* EXERCISE TASK *
Verbatim output of all the material below is required.

* MATERIAL *
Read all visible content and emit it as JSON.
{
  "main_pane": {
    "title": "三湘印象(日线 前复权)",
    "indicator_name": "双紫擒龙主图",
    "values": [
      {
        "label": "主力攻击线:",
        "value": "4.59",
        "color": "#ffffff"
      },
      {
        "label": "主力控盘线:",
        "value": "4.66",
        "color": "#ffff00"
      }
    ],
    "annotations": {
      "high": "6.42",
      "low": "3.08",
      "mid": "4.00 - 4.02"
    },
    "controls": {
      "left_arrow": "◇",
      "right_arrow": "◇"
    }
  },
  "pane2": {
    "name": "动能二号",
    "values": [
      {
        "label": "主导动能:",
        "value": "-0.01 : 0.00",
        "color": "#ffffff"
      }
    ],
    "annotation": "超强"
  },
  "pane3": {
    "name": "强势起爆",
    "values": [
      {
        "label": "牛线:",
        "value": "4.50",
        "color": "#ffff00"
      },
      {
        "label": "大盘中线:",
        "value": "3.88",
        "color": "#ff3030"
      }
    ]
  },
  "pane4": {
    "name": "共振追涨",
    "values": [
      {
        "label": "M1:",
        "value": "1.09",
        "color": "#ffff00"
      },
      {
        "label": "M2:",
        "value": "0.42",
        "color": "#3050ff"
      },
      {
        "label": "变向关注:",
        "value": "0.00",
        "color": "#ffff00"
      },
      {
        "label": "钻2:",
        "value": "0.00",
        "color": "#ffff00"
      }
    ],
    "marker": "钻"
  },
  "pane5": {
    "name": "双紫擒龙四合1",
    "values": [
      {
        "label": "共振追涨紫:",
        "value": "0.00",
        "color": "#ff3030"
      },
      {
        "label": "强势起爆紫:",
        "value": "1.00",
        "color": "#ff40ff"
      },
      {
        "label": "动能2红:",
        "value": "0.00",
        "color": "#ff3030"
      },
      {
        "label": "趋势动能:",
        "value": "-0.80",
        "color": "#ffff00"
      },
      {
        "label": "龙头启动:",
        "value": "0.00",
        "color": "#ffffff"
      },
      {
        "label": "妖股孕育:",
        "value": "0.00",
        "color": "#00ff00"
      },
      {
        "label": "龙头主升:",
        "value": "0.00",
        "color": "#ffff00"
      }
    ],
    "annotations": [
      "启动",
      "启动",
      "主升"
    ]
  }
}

* THE REPLY *
Read all visible content and emit it as JSON.
{
  "main_pane": {
    "title": "三湘印象(日线 前复权)",
    "indicator_name": "双紫擒龙主图",
    "values": [
      {
        "label": "主力攻击线:",
        "value": "4.59",
        "color": "#ffffff"
      },
      {
        "label": "主力控盘线:",
        "value": "4.66",
        "color": "#ffff00"
      }
    ],
    "annotations": {
      "high": "6.42",
      "low": "3.08",
      "mid": "4.00 - 4.02"
    },
    "controls": {
      "left_arrow": "◇",
      "right_arrow": "◇"
    }
  },
  "pane2": {
    "name": "动能二号",
    "values": [
      {
        "label": "主导动能:",
        "value": "-0.01 : 0.00",
        "color": "#ffffff"
      }
    ],
    "annotation": "超强"
  },
  "pane3": {
    "name": "强势起爆",
    "values": [
      {
        "label": "牛线:",
        "value": "4.50",
        "color": "#ffff00"
      },
      {
        "label": "大盘中线:",
        "value": "3.88",
        "color": "#ff3030"
      }
    ]
  },
  "pane4": {
    "name": "共振追涨",
    "values": [
      {
        "label": "M1:",
        "value": "1.09",
        "color": "#ffff00"
      },
      {
        "label": "M2:",
        "value": "0.42",
        "color": "#3050ff"
      },
      {
        "label": "变向关注:",
        "value": "0.00",
        "color": "#ffff00"
      },
      {
        "label": "钻2:",
        "value": "0.00",
        "color": "#ffff00"
      }
    ],
    "marker": "钻"
  },
  "pane5": {
    "name": "双紫擒龙四合1",
    "values": [
      {
        "label": "共振追涨紫:",
        "value": "0.00",
        "color": "#ff3030"
      },
      {
        "label": "强势起爆紫:",
        "value": "1.00",
        "color": "#ff40ff"
      },
      {
        "label": "动能2红:",
        "value": "0.00",
        "color": "#ff3030"
      },
      {
        "label": "趋势动能:",
        "value": "-0.80",
        "color": "#ffff00"
      },
      {
        "label": "龙头启动:",
        "value": "0.00",
        "color": "#ffffff"
      },
      {
        "label": "妖股孕育:",
        "value": "0.00",
        "color": "#00ff00"
      },
      {
        "label": "龙头主升:",
        "value": "0.00",
        "color": "#ffff00"
      }
    ],
    "annotations": [
      "启动",
      "启动",
      "主升"
    ]
  }
}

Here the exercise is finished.